GIVEN RECORDS:

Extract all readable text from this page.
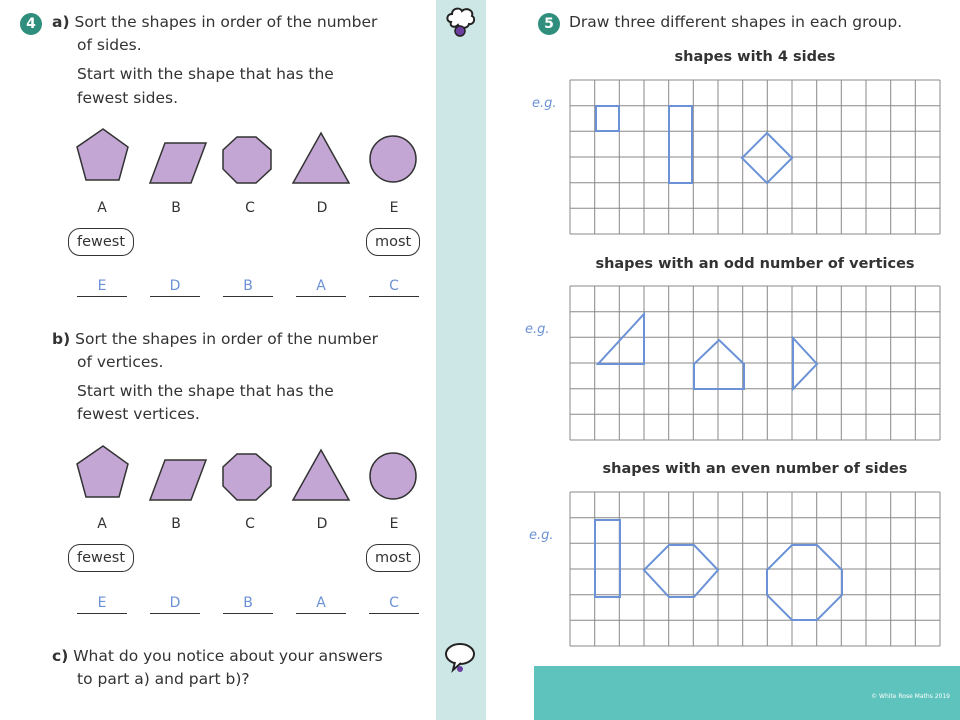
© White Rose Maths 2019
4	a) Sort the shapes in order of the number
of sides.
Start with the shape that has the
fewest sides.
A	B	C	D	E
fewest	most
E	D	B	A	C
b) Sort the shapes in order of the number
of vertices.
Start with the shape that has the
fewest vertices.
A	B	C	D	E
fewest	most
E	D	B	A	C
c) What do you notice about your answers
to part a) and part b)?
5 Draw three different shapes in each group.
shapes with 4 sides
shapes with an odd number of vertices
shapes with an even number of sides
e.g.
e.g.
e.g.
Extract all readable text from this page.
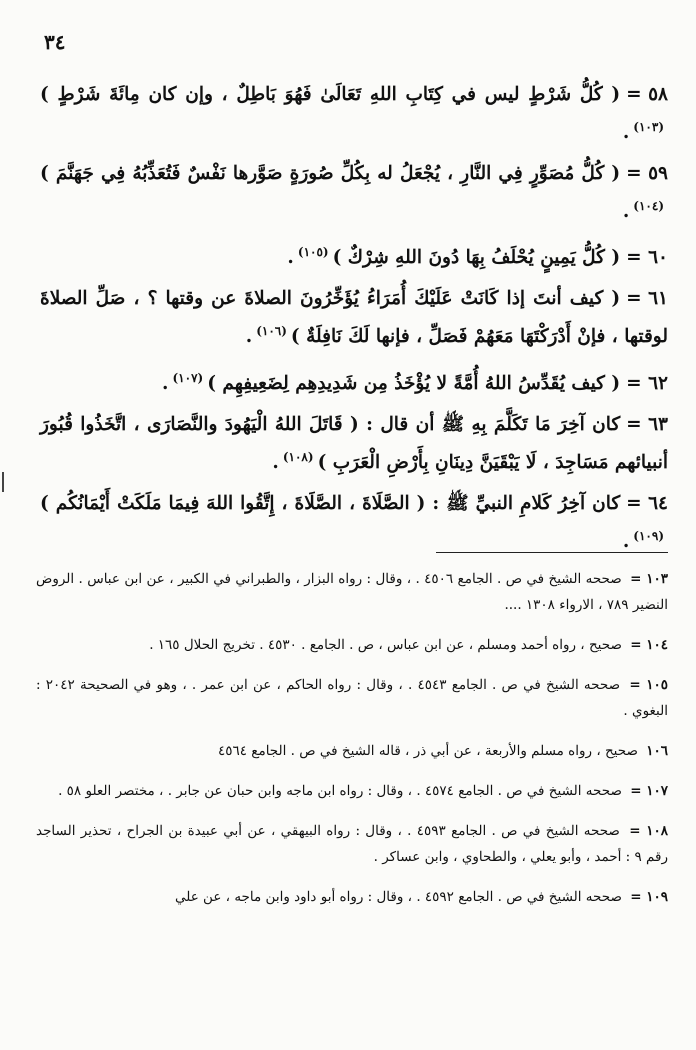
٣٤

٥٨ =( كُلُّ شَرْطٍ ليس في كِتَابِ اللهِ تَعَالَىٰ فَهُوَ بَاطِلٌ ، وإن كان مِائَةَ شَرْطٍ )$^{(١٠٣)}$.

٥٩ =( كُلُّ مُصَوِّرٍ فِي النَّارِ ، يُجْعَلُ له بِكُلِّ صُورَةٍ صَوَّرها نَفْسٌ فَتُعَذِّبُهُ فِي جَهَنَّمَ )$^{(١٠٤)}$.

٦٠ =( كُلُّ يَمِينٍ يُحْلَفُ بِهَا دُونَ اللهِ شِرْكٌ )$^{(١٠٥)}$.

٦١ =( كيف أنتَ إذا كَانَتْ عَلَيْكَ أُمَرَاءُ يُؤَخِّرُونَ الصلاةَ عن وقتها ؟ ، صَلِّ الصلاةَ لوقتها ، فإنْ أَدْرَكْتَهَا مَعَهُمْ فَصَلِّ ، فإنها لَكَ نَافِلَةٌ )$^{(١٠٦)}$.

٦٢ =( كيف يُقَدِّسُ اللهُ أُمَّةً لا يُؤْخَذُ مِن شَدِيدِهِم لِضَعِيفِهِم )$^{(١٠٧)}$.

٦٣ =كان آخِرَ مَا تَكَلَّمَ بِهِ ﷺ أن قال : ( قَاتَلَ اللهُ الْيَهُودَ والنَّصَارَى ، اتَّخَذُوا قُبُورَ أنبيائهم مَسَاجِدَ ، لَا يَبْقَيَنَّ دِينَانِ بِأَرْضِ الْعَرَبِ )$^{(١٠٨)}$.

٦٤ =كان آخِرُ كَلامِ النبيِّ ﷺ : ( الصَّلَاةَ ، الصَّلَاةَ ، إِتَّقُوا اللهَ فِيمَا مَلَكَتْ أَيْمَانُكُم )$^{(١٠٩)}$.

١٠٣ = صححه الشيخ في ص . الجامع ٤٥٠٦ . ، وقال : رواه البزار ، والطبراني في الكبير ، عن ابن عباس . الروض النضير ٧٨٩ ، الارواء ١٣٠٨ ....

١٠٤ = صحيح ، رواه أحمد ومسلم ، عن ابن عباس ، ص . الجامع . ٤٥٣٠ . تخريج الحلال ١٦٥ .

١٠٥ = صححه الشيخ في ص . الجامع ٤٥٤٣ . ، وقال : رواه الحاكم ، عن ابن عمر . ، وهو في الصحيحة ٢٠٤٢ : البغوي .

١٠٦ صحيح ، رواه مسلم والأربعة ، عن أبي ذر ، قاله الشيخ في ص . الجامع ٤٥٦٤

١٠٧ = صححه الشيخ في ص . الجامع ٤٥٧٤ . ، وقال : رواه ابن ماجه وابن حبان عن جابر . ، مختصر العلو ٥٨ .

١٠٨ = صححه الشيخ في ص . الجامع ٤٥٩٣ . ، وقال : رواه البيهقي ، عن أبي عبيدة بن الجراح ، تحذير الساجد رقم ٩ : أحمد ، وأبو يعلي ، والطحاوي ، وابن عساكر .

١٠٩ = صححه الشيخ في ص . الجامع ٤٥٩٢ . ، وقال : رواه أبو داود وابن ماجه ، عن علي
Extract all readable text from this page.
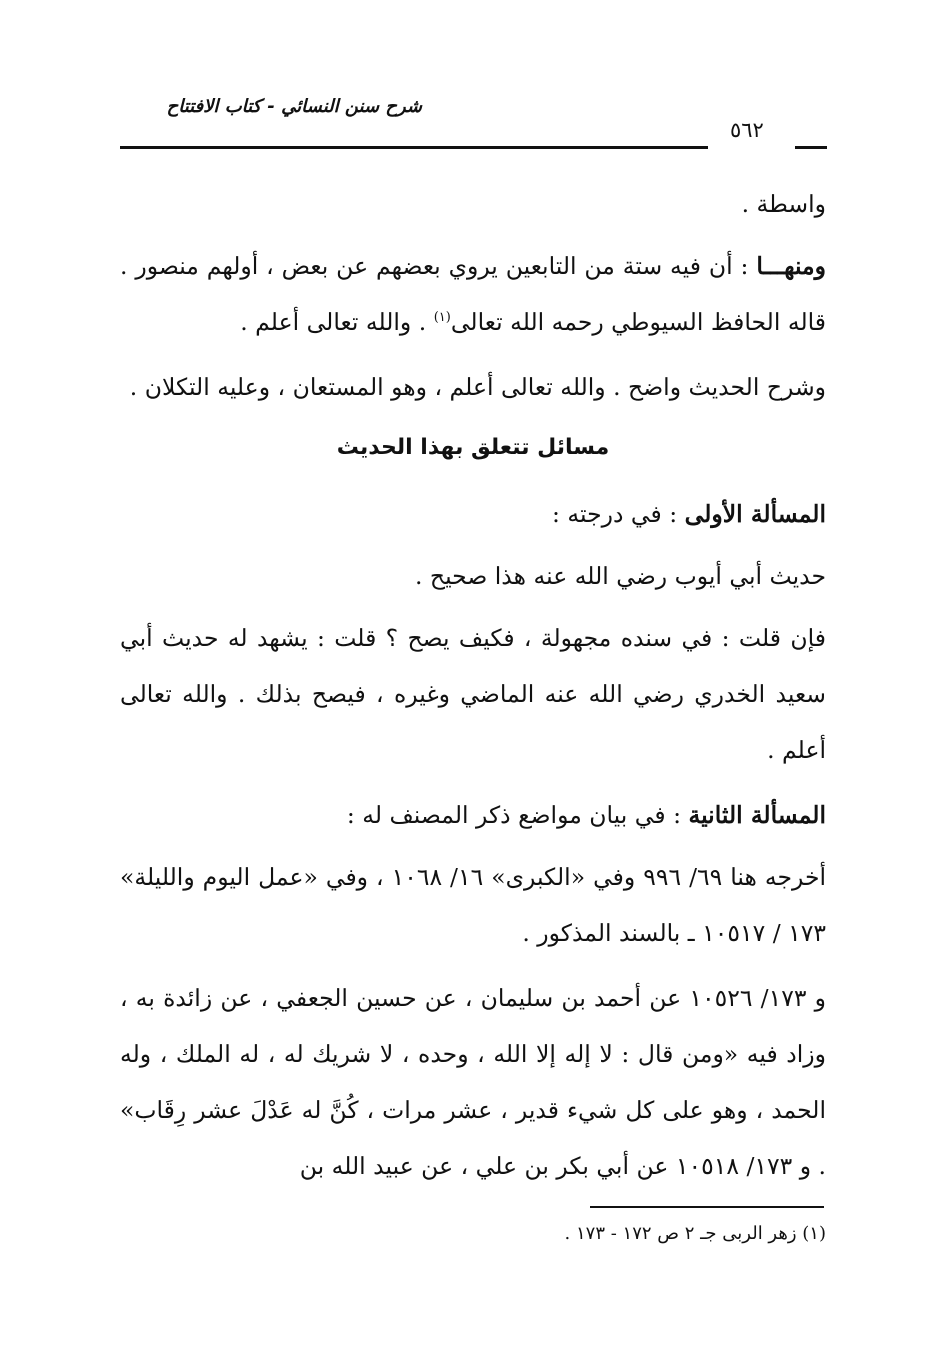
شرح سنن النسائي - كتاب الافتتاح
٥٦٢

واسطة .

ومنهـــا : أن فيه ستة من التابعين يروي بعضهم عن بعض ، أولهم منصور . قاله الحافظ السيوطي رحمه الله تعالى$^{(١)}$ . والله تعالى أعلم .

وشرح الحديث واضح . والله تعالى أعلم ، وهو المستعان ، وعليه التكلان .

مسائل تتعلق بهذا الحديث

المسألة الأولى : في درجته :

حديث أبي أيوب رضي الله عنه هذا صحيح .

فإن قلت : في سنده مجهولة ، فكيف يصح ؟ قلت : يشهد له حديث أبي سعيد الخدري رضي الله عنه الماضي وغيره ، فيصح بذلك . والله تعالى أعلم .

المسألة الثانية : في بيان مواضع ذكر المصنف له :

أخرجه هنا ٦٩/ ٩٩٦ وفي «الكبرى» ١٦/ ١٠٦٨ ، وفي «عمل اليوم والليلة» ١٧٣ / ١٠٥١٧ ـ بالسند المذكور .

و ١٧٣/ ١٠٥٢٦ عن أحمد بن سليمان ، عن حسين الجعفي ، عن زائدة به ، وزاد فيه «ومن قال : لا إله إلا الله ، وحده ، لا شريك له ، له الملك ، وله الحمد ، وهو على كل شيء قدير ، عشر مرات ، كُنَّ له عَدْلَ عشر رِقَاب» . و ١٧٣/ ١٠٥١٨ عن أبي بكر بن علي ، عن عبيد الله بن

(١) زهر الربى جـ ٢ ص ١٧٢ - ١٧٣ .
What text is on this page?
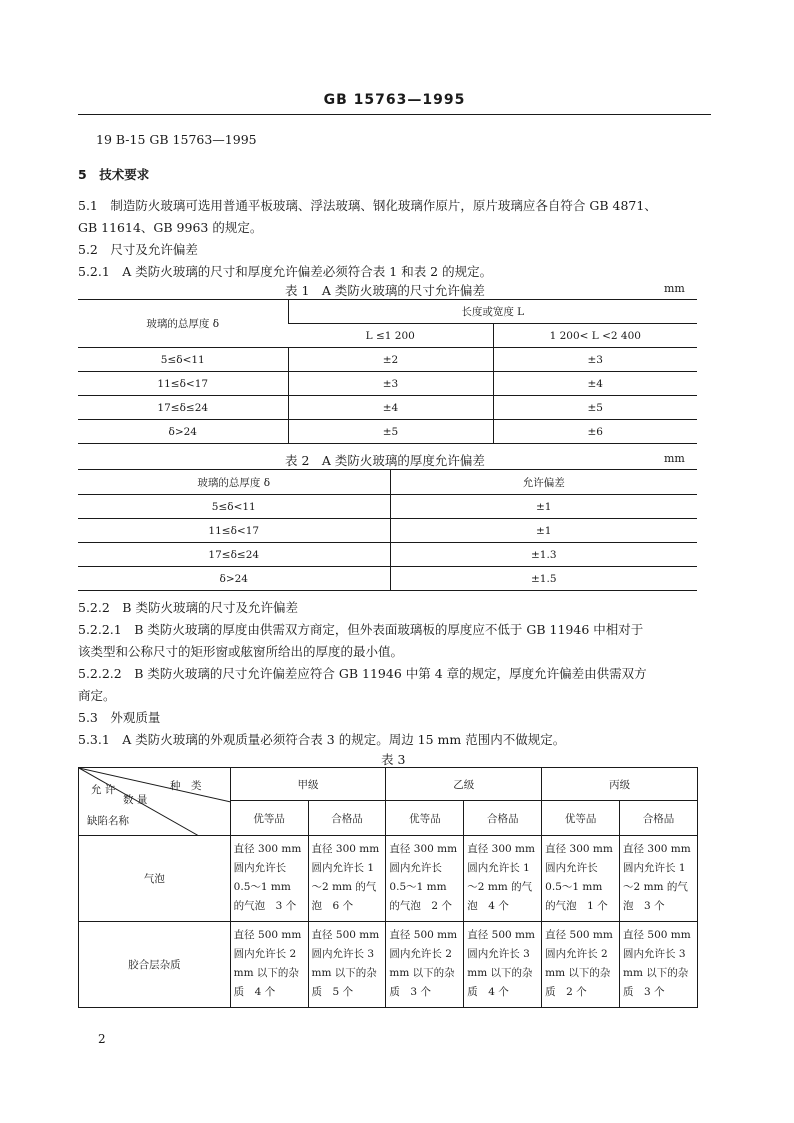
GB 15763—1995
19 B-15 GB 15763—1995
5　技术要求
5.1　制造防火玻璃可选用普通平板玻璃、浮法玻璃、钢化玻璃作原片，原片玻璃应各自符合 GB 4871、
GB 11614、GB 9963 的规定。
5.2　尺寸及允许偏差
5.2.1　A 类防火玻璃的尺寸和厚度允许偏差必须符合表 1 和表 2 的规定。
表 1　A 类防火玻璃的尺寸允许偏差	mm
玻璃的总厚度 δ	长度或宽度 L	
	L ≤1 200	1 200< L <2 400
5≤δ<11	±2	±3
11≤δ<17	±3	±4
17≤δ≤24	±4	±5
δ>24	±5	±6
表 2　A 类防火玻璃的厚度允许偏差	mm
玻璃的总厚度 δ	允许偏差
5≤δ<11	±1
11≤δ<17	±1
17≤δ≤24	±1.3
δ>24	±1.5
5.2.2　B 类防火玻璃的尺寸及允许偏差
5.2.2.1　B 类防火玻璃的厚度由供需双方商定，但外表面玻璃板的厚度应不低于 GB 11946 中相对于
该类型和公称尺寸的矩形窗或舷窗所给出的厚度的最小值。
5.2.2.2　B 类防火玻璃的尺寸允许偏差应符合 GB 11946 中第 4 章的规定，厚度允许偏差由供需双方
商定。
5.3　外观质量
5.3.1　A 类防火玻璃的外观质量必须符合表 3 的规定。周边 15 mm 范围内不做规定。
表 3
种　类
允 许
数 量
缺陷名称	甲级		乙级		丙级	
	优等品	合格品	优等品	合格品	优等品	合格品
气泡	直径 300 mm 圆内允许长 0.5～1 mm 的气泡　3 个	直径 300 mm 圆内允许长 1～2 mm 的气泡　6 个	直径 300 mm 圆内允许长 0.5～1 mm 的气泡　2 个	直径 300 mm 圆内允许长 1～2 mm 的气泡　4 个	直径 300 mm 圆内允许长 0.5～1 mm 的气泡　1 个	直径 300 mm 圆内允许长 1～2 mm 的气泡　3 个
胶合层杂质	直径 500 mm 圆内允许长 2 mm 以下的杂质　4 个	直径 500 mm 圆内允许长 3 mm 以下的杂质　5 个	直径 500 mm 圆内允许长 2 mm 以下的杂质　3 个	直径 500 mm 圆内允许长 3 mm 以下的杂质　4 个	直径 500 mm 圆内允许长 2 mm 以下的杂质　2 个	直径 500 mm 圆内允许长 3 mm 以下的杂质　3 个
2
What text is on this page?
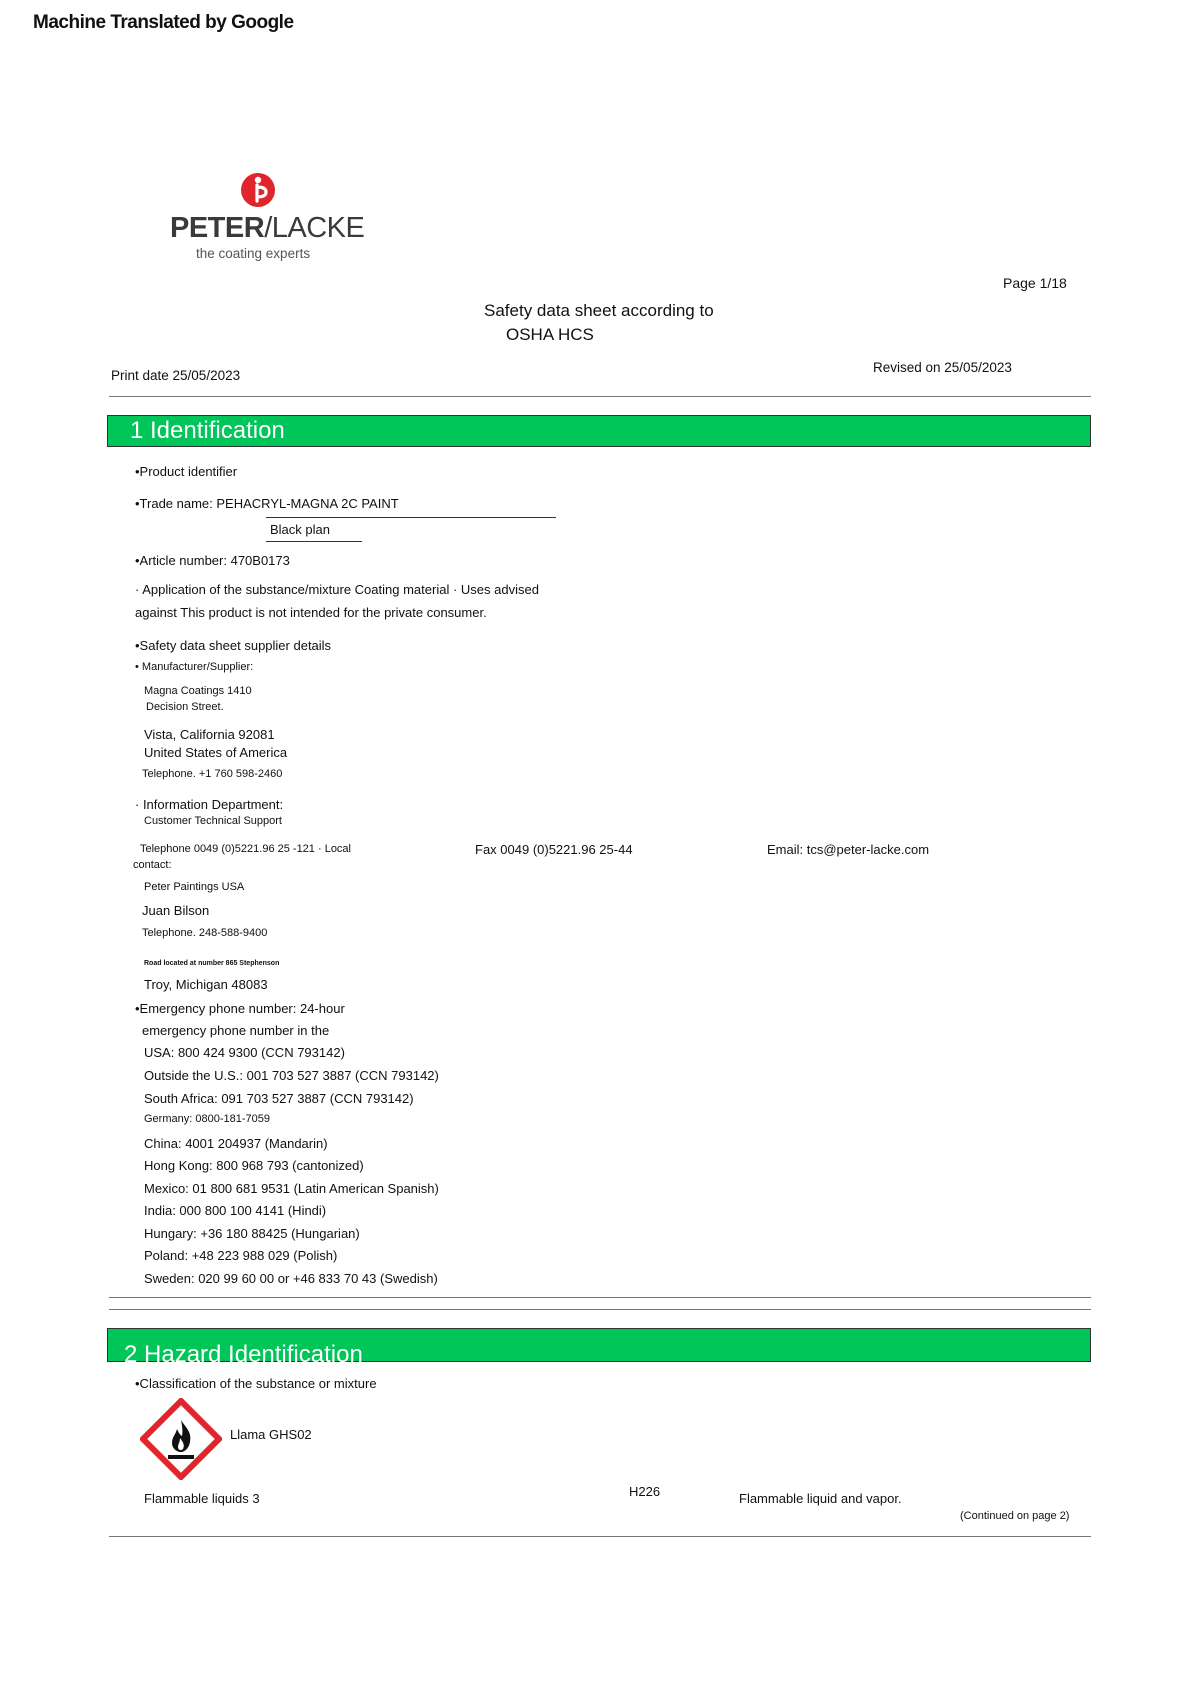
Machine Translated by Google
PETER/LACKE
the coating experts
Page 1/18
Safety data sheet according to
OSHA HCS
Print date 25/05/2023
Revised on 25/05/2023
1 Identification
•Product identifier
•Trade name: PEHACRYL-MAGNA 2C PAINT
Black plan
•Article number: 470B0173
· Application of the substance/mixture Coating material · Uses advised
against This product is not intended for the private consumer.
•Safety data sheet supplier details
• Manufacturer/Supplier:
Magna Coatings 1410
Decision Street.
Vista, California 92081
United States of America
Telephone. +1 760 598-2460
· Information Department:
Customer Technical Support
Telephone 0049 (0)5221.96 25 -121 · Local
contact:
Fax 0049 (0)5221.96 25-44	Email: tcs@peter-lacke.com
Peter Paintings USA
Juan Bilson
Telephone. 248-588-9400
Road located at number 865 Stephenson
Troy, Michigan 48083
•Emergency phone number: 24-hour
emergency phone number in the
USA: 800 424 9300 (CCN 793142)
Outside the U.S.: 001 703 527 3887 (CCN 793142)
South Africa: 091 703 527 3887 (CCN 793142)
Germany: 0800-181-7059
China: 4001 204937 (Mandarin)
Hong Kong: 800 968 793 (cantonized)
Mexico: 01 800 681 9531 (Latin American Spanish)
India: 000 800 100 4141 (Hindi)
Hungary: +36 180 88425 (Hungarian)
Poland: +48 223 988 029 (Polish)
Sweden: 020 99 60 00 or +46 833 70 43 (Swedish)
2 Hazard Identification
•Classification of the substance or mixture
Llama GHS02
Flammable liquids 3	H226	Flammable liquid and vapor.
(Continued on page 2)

YOUR INSTRUCTIONS:
Check the records above line by line and tally those holding the string "أحمد". Answer with the number only.

EXERCISE RESPONSE:
3